Start of DATA FOR THIS TASK

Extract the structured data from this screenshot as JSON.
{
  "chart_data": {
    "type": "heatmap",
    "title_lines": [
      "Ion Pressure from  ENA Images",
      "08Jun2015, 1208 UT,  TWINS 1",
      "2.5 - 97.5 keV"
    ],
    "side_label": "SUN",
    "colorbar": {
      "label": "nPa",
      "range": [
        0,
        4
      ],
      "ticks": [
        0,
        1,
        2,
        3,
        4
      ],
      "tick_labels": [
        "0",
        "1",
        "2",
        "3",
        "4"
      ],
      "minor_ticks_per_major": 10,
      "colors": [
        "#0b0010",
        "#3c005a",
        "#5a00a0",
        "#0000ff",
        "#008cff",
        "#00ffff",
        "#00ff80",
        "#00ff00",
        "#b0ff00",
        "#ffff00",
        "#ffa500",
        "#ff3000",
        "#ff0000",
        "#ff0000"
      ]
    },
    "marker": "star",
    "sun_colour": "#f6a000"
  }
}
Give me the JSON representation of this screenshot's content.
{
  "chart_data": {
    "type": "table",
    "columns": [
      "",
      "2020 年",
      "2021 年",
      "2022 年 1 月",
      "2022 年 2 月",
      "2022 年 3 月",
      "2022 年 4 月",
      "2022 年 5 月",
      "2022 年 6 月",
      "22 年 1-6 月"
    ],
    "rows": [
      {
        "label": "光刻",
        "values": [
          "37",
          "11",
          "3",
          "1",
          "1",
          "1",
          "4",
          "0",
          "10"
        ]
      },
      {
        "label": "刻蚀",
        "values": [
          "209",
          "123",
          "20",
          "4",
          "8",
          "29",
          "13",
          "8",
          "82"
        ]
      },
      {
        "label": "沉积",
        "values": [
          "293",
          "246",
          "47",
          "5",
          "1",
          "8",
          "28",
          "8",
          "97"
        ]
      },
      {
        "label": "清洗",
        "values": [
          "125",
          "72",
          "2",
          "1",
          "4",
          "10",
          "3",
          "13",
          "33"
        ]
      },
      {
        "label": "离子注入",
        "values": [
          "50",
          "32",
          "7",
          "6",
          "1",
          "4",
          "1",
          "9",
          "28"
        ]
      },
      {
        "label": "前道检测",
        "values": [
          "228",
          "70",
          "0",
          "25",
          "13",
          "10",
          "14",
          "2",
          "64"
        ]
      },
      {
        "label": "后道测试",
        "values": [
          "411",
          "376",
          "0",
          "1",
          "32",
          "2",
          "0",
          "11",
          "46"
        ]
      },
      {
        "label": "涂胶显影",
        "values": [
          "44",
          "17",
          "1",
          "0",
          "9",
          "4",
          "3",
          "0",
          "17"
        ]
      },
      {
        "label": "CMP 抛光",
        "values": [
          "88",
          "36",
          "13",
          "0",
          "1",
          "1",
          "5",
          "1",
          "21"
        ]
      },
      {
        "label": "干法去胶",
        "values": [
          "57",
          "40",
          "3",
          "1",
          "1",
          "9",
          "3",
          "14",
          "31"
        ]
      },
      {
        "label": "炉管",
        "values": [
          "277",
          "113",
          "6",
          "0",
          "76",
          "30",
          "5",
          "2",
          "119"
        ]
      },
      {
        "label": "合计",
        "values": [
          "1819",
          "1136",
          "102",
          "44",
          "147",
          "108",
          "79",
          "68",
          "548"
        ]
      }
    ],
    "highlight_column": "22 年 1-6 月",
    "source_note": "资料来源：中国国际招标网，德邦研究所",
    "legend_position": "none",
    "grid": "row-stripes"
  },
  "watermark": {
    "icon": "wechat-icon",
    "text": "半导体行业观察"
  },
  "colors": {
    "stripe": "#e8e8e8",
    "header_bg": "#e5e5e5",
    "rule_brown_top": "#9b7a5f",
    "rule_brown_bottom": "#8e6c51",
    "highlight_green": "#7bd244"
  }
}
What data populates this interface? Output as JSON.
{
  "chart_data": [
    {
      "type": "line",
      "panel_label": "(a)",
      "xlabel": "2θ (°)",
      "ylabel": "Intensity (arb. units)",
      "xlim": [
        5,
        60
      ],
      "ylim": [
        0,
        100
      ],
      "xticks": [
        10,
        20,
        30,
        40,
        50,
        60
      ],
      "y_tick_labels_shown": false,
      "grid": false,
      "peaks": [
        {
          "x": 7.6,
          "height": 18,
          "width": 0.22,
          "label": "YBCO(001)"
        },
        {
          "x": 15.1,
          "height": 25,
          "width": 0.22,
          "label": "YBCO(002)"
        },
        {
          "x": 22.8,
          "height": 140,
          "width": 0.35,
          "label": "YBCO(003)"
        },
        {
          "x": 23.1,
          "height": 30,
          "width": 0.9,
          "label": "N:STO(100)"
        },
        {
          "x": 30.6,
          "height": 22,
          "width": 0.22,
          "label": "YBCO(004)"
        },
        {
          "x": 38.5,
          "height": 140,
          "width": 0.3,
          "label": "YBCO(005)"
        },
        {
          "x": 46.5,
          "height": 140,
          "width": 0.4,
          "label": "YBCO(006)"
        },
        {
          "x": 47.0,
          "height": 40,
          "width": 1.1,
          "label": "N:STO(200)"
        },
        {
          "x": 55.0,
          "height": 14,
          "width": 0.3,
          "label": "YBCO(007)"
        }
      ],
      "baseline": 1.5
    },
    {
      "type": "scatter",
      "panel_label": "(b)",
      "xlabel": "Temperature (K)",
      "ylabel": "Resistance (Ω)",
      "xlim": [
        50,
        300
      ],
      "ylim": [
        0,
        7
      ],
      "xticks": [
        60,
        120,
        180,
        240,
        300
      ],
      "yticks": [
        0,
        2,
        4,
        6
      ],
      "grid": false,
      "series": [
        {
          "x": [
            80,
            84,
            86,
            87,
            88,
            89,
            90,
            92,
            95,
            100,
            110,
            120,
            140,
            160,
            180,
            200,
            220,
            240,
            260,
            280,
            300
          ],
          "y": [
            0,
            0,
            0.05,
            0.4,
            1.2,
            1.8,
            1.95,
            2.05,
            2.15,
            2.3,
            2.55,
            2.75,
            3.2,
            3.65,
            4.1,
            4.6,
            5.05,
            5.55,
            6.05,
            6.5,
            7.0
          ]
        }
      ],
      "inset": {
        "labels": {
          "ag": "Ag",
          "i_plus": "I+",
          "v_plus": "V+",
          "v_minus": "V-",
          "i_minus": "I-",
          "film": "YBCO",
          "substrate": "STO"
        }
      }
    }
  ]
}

End of DATA FOR THIS TASK

:: EXERCISE DESCRIPTION ::
Give the listing above again, word for word.

:: RESULT ::
Extract the structured data from this screenshot as JSON.
{
  "chart_data": {
    "type": "heatmap",
    "title_lines": [
      "Ion Pressure from  ENA Images",
      "08Jun2015, 1208 UT,  TWINS 1",
      "2.5 - 97.5 keV"
    ],
    "side_label": "SUN",
    "colorbar": {
      "label": "nPa",
      "range": [
        0,
        4
      ],
      "ticks": [
        0,
        1,
        2,
        3,
        4
      ],
      "tick_labels": [
        "0",
        "1",
        "2",
        "3",
        "4"
      ],
      "minor_ticks_per_major": 10,
      "colors": [
        "#0b0010",
        "#3c005a",
        "#5a00a0",
        "#0000ff",
        "#008cff",
        "#00ffff",
        "#00ff80",
        "#00ff00",
        "#b0ff00",
        "#ffff00",
        "#ffa500",
        "#ff3000",
        "#ff0000",
        "#ff0000"
      ]
    },
    "marker": "star",
    "sun_colour": "#f6a000"
  }
}
Give me the JSON representation of this screenshot's content.
{
  "chart_data": {
    "type": "table",
    "columns": [
      "",
      "2020 年",
      "2021 年",
      "2022 年 1 月",
      "2022 年 2 月",
      "2022 年 3 月",
      "2022 年 4 月",
      "2022 年 5 月",
      "2022 年 6 月",
      "22 年 1-6 月"
    ],
    "rows": [
      {
        "label": "光刻",
        "values": [
          "37",
          "11",
          "3",
          "1",
          "1",
          "1",
          "4",
          "0",
          "10"
        ]
      },
      {
        "label": "刻蚀",
        "values": [
          "209",
          "123",
          "20",
          "4",
          "8",
          "29",
          "13",
          "8",
          "82"
        ]
      },
      {
        "label": "沉积",
        "values": [
          "293",
          "246",
          "47",
          "5",
          "1",
          "8",
          "28",
          "8",
          "97"
        ]
      },
      {
        "label": "清洗",
        "values": [
          "125",
          "72",
          "2",
          "1",
          "4",
          "10",
          "3",
          "13",
          "33"
        ]
      },
      {
        "label": "离子注入",
        "values": [
          "50",
          "32",
          "7",
          "6",
          "1",
          "4",
          "1",
          "9",
          "28"
        ]
      },
      {
        "label": "前道检测",
        "values": [
          "228",
          "70",
          "0",
          "25",
          "13",
          "10",
          "14",
          "2",
          "64"
        ]
      },
      {
        "label": "后道测试",
        "values": [
          "411",
          "376",
          "0",
          "1",
          "32",
          "2",
          "0",
          "11",
          "46"
        ]
      },
      {
        "label": "涂胶显影",
        "values": [
          "44",
          "17",
          "1",
          "0",
          "9",
          "4",
          "3",
          "0",
          "17"
        ]
      },
      {
        "label": "CMP 抛光",
        "values": [
          "88",
          "36",
          "13",
          "0",
          "1",
          "1",
          "5",
          "1",
          "21"
        ]
      },
      {
        "label": "干法去胶",
        "values": [
          "57",
          "40",
          "3",
          "1",
          "1",
          "9",
          "3",
          "14",
          "31"
        ]
      },
      {
        "label": "炉管",
        "values": [
          "277",
          "113",
          "6",
          "0",
          "76",
          "30",
          "5",
          "2",
          "119"
        ]
      },
      {
        "label": "合计",
        "values": [
          "1819",
          "1136",
          "102",
          "44",
          "147",
          "108",
          "79",
          "68",
          "548"
        ]
      }
    ],
    "highlight_column": "22 年 1-6 月",
    "source_note": "资料来源：中国国际招标网，德邦研究所",
    "legend_position": "none",
    "grid": "row-stripes"
  },
  "watermark": {
    "icon": "wechat-icon",
    "text": "半导体行业观察"
  },
  "colors": {
    "stripe": "#e8e8e8",
    "header_bg": "#e5e5e5",
    "rule_brown_top": "#9b7a5f",
    "rule_brown_bottom": "#8e6c51",
    "highlight_green": "#7bd244"
  }
}
What data populates this interface? Output as JSON.
{
  "chart_data": [
    {
      "type": "line",
      "panel_label": "(a)",
      "xlabel": "2θ (°)",
      "ylabel": "Intensity (arb. units)",
      "xlim": [
        5,
        60
      ],
      "ylim": [
        0,
        100
      ],
      "xticks": [
        10,
        20,
        30,
        40,
        50,
        60
      ],
      "y_tick_labels_shown": false,
      "grid": false,
      "peaks": [
        {
          "x": 7.6,
          "height": 18,
          "width": 0.22,
          "label": "YBCO(001)"
        },
        {
          "x": 15.1,
          "height": 25,
          "width": 0.22,
          "label": "YBCO(002)"
        },
        {
          "x": 22.8,
          "height": 140,
          "width": 0.35,
          "label": "YBCO(003)"
        },
        {
          "x": 23.1,
          "height": 30,
          "width": 0.9,
          "label": "N:STO(100)"
        },
        {
          "x": 30.6,
          "height": 22,
          "width": 0.22,
          "label": "YBCO(004)"
        },
        {
          "x": 38.5,
          "height": 140,
          "width": 0.3,
          "label": "YBCO(005)"
        },
        {
          "x": 46.5,
          "height": 140,
          "width": 0.4,
          "label": "YBCO(006)"
        },
        {
          "x": 47.0,
          "height": 40,
          "width": 1.1,
          "label": "N:STO(200)"
        },
        {
          "x": 55.0,
          "height": 14,
          "width": 0.3,
          "label": "YBCO(007)"
        }
      ],
      "baseline": 1.5
    },
    {
      "type": "scatter",
      "panel_label": "(b)",
      "xlabel": "Temperature (K)",
      "ylabel": "Resistance (Ω)",
      "xlim": [
        50,
        300
      ],
      "ylim": [
        0,
        7
      ],
      "xticks": [
        60,
        120,
        180,
        240,
        300
      ],
      "yticks": [
        0,
        2,
        4,
        6
      ],
      "grid": false,
      "series": [
        {
          "x": [
            80,
            84,
            86,
            87,
            88,
            89,
            90,
            92,
            95,
            100,
            110,
            120,
            140,
            160,
            180,
            200,
            220,
            240,
            260,
            280,
            300
          ],
          "y": [
            0,
            0,
            0.05,
            0.4,
            1.2,
            1.8,
            1.95,
            2.05,
            2.15,
            2.3,
            2.55,
            2.75,
            3.2,
            3.65,
            4.1,
            4.6,
            5.05,
            5.55,
            6.05,
            6.5,
            7.0
          ]
        }
      ],
      "inset": {
        "labels": {
          "ag": "Ag",
          "i_plus": "I+",
          "v_plus": "V+",
          "v_minus": "V-",
          "i_minus": "I-",
          "film": "YBCO",
          "substrate": "STO"
        }
      }
    }
  ]
}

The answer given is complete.